- TASK PROMPT
Find every line below that contains the word "그리스도" and copy it out.

- AVAILABLE DATA
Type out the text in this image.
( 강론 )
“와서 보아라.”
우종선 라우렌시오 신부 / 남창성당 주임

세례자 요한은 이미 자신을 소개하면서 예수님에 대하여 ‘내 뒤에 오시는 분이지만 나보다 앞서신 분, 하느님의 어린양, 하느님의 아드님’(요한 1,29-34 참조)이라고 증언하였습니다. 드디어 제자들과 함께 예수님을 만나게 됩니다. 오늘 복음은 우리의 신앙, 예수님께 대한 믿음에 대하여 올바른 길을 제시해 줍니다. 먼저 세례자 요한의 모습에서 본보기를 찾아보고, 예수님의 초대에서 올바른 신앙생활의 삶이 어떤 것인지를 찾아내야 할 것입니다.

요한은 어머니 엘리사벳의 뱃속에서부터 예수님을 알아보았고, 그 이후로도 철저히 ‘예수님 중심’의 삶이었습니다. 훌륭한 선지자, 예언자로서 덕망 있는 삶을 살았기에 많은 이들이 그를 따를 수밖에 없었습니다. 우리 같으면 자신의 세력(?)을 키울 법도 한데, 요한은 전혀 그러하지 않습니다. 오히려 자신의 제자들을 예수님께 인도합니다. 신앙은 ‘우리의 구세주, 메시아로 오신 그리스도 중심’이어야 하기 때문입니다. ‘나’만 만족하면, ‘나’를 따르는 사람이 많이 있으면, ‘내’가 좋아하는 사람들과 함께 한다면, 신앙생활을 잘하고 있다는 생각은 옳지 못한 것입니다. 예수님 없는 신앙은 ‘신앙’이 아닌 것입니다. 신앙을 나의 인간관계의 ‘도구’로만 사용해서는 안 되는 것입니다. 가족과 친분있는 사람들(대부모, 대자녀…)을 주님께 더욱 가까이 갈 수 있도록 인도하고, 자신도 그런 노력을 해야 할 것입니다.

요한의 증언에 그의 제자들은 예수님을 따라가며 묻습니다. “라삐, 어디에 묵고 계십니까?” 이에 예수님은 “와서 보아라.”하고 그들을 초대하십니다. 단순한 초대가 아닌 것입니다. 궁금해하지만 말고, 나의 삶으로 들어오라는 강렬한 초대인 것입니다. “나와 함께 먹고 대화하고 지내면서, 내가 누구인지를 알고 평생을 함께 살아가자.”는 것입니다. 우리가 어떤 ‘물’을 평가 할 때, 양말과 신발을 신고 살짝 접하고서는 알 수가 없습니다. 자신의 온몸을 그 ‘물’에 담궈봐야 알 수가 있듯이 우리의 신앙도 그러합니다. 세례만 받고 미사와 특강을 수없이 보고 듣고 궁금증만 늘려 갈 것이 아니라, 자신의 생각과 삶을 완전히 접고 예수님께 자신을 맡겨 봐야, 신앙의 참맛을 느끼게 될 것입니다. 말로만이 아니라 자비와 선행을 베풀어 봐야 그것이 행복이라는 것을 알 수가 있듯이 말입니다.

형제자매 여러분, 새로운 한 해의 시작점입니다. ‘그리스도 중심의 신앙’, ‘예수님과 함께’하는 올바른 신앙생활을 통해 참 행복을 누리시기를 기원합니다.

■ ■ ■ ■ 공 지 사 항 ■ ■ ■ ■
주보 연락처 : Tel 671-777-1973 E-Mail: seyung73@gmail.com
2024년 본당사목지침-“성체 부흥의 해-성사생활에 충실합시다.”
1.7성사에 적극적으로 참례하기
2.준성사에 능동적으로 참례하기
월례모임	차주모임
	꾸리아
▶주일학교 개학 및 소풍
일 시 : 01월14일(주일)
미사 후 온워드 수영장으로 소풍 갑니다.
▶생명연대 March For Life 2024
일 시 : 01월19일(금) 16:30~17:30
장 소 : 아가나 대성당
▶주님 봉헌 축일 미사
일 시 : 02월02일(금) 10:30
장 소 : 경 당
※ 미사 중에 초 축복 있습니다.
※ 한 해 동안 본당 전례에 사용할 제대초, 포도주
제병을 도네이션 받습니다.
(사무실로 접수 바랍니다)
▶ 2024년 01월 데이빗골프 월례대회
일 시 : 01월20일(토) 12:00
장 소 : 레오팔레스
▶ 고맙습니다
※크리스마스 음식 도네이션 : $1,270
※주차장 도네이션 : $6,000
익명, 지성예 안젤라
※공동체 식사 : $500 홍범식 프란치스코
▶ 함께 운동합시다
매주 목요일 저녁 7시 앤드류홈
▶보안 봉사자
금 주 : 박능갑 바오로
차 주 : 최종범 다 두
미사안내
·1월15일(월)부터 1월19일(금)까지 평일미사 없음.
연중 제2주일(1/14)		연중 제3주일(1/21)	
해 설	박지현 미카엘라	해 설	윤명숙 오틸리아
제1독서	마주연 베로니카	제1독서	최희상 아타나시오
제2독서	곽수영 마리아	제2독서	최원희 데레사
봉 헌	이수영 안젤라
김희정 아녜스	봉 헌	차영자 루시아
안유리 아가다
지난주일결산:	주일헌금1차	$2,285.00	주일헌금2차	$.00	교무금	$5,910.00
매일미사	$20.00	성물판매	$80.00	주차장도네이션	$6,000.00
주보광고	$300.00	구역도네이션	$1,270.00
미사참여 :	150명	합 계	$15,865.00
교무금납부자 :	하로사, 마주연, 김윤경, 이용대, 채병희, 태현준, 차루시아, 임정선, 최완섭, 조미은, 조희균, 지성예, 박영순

- PROBLEM SOLUTION
요한은 어머니 엘리사벳의 뱃속에서부터 예수님을 알아보았고, 그 이후로도 철저히 ‘예수님 중심’의 삶이었습니다. 훌륭한 선지자, 예언자로서 덕망 있는 삶을 살았기에 많은 이들이 그를 따를 수밖에 없었습니다. 우리 같으면 자신의 세력(?)을 키울 법도 한데, 요한은 전혀 그러하지 않습니다. 오히려 자신의 제자들을 예수님께 인도합니다. 신앙은 ‘우리의 구세주, 메시아로 오신 그리스도 중심’이어야 하기 때문입니다. ‘나’만 만족하면, ‘나’를 따르는 사람이 많이 있으면, ‘내’가 좋아하는 사람들과 함께 한다면, 신앙생활을 잘하고 있다는 생각은 옳지 못한 것입니다. 예수님 없는 신앙은 ‘신앙’이 아닌 것입니다. 신앙을 나의 인간관계의 ‘도구’로만 사용해서는 안 되는 것입니다. 가족과 친분있는 사람들(대부모, 대자녀…)을 주님께 더욱 가까이 갈 수 있도록 인도하고, 자신도 그런 노력을 해야 할 것입니다.
형제자매 여러분, 새로운 한 해의 시작점입니다. ‘그리스도 중심의 신앙’, ‘예수님과 함께’하는 올바른 신앙생활을 통해 참 행복을 누리시기를 기원합니다.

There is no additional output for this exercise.